## start GIVEN DATA

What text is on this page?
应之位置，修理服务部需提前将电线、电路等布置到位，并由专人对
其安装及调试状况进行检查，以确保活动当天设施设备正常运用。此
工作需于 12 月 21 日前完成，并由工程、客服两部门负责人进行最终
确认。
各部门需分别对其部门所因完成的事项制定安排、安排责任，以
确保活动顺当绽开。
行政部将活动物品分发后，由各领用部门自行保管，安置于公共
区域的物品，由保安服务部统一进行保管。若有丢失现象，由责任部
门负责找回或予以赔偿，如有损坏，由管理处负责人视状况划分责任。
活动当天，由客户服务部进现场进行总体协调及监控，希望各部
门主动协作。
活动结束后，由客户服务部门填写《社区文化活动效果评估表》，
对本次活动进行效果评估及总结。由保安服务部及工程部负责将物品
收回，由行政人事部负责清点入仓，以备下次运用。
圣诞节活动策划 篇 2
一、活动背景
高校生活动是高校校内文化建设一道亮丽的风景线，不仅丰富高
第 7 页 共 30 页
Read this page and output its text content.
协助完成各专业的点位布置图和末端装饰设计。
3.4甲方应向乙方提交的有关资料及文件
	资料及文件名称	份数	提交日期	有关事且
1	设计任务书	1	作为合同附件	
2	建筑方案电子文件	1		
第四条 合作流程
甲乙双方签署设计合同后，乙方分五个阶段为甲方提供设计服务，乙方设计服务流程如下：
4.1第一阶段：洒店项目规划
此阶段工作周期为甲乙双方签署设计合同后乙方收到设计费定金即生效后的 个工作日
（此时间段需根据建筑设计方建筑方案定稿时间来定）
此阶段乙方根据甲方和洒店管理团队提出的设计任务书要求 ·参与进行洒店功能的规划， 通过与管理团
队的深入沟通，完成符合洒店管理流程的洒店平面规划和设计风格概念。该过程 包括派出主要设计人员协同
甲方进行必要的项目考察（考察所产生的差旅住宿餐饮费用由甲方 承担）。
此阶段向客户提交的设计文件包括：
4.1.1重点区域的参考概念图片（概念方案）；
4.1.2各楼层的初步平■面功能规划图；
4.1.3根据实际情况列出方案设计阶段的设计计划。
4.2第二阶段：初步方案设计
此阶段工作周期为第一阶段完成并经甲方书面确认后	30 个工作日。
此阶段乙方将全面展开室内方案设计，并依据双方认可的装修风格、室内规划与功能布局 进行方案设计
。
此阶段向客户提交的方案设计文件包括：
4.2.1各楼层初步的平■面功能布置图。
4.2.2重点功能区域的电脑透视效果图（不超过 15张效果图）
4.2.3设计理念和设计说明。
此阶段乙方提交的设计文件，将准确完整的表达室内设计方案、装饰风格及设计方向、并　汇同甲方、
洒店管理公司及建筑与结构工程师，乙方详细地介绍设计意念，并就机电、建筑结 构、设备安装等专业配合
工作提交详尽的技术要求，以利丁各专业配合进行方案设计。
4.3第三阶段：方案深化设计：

## end GIVEN DATA

- [PROBLEM TO SOLVE]:
In the listing, find every line containing the word "个工作日" and list it.

- [TASK ANSWER]:
此阶段工作周期为甲乙双方签署设计合同后乙方收到设计费定金即生效后的 个工作日
此阶段工作周期为第一阶段完成并经甲方书面确认后	30 个工作日。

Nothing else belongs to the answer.